> **YOUR INSTRUCTIONS**: Report how many lines in the records below contain the word "Kamera". Give only the number.

> **EXERCISE DATA**:
################

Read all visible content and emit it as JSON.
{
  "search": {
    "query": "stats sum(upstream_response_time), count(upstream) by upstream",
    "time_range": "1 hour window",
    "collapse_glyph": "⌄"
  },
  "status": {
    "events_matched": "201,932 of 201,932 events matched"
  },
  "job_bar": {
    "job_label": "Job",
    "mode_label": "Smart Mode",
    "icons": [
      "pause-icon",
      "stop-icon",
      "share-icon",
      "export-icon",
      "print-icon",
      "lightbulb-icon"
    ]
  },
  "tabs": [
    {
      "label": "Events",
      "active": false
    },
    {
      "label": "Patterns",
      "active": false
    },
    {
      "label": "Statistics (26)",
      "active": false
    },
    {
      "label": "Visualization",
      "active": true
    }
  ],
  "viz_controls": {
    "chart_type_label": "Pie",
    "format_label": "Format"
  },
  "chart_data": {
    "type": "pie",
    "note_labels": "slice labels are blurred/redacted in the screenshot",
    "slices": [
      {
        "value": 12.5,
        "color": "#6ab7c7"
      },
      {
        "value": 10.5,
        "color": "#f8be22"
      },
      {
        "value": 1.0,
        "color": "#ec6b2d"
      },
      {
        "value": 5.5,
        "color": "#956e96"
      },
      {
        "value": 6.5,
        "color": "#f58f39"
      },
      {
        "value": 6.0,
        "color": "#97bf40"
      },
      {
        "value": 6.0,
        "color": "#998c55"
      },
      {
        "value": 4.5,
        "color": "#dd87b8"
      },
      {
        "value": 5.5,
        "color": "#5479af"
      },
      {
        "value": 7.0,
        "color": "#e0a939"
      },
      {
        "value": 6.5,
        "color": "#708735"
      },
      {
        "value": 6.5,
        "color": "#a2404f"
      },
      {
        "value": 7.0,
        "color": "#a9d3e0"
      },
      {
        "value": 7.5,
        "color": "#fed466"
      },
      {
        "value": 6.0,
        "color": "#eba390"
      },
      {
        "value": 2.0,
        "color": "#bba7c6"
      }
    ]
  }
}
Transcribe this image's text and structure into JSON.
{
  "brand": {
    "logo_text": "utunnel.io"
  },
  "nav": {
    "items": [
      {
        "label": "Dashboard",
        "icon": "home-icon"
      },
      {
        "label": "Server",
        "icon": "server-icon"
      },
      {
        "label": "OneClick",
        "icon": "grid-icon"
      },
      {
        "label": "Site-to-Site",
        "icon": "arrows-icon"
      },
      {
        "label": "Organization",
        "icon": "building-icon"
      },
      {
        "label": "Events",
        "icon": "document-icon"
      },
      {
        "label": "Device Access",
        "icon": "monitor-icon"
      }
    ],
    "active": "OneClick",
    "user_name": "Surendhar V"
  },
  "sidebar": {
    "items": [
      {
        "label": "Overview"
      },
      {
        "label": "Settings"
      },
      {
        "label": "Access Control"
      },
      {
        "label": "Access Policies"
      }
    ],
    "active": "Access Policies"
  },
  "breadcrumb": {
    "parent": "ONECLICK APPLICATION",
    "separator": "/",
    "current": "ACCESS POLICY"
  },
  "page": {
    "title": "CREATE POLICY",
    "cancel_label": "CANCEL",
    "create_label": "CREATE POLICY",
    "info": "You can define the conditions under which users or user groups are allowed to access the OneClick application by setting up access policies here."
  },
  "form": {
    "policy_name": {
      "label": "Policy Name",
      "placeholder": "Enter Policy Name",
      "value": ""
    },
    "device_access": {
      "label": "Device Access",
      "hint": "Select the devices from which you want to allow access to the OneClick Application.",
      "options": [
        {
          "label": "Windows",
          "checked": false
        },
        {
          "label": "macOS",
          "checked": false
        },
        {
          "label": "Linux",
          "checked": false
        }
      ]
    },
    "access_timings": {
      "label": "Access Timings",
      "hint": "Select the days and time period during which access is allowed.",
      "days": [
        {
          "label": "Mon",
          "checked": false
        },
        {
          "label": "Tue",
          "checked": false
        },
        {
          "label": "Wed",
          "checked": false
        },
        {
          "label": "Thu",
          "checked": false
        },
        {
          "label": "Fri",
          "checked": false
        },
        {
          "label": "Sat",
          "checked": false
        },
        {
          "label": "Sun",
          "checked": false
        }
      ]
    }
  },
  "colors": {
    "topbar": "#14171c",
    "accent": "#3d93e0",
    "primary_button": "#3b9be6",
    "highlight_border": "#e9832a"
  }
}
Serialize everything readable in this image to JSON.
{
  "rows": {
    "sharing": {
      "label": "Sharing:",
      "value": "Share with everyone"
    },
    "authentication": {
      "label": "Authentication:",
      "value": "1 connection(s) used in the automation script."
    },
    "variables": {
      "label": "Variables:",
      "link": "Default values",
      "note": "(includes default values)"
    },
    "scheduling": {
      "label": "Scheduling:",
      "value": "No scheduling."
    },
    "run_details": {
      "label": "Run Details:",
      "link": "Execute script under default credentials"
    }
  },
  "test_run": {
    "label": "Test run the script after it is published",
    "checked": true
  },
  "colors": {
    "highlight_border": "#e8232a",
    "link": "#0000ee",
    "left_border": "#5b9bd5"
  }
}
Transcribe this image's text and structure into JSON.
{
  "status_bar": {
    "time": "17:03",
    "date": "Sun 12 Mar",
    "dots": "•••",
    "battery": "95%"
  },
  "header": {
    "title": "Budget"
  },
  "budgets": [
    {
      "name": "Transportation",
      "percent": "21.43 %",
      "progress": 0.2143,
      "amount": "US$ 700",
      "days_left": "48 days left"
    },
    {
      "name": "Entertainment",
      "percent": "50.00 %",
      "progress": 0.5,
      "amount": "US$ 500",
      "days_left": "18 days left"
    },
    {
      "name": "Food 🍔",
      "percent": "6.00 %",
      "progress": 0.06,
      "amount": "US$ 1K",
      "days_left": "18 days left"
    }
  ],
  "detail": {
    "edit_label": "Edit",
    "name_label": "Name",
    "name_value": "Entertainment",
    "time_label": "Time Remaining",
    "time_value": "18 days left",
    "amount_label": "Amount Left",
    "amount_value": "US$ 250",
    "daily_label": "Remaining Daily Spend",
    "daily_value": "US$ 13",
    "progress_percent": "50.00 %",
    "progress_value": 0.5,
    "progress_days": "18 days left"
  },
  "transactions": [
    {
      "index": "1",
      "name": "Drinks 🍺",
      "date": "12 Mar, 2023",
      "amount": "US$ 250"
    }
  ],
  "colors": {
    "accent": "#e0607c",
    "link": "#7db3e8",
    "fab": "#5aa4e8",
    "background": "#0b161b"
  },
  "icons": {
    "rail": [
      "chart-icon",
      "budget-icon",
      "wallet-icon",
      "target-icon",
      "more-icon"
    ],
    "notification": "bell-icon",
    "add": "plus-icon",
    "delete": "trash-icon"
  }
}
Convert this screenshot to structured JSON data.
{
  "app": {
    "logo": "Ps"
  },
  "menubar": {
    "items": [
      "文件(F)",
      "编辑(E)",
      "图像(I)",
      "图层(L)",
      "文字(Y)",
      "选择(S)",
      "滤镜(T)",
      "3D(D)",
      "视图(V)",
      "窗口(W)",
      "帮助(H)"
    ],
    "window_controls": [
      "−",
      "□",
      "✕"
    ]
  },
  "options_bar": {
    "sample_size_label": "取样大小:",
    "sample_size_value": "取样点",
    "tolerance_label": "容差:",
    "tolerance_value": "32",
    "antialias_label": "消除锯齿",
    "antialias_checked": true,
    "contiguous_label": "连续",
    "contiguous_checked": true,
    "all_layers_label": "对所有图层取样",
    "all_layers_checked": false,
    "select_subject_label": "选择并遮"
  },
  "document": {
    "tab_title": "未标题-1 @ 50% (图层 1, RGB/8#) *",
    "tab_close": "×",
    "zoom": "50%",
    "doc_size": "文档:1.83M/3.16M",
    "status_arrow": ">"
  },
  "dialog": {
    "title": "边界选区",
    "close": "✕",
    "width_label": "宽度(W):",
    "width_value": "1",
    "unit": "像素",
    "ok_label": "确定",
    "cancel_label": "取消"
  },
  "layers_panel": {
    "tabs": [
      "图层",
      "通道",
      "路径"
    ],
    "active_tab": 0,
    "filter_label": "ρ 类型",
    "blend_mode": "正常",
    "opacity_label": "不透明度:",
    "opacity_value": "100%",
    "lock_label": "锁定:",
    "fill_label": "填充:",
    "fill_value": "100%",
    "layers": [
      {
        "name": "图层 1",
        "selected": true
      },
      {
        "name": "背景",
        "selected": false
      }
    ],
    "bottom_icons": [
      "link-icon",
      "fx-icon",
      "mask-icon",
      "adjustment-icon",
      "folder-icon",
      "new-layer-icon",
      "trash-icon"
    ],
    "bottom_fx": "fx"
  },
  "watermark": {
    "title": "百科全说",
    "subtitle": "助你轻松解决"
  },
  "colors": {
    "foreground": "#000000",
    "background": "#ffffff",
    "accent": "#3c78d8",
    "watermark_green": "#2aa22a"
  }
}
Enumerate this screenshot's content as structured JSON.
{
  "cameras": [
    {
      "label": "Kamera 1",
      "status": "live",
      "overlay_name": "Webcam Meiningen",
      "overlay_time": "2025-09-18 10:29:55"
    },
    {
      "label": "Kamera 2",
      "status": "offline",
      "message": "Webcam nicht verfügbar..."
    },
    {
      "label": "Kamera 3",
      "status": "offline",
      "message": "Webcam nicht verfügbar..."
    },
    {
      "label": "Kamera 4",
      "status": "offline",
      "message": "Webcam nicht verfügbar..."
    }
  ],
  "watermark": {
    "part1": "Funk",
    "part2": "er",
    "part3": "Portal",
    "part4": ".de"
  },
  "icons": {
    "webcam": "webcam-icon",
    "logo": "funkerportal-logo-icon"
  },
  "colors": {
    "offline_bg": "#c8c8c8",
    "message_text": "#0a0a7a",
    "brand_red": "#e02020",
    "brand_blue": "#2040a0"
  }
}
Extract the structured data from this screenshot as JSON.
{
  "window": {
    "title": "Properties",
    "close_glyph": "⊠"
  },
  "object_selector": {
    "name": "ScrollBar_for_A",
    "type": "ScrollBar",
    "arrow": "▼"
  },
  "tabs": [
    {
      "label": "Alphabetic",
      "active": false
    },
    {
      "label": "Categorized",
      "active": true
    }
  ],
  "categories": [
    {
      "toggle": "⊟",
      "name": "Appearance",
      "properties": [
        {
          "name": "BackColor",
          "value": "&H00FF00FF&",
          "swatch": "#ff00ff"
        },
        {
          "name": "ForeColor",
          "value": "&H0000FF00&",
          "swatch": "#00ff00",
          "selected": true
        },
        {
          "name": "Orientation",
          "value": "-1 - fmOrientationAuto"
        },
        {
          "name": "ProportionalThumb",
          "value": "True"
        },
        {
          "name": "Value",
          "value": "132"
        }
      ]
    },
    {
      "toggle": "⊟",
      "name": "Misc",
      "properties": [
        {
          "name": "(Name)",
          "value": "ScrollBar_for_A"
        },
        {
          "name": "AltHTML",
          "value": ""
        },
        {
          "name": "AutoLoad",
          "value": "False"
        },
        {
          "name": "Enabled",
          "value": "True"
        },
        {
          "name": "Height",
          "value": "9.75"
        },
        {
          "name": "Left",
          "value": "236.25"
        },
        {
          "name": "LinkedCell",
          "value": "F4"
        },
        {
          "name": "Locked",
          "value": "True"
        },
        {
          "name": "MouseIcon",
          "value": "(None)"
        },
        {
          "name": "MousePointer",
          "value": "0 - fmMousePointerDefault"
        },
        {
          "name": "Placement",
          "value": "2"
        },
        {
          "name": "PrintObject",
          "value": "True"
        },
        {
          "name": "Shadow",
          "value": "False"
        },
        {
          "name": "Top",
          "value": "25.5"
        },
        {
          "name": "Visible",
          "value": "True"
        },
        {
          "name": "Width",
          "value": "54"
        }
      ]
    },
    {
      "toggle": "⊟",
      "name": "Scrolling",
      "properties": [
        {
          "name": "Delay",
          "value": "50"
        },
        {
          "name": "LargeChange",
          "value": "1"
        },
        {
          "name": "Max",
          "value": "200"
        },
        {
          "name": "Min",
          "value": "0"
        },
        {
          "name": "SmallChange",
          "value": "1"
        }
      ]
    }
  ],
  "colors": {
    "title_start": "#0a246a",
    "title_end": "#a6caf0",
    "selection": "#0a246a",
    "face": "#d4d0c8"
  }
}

################

> **ANSWER TO THE EXERCISE**: 4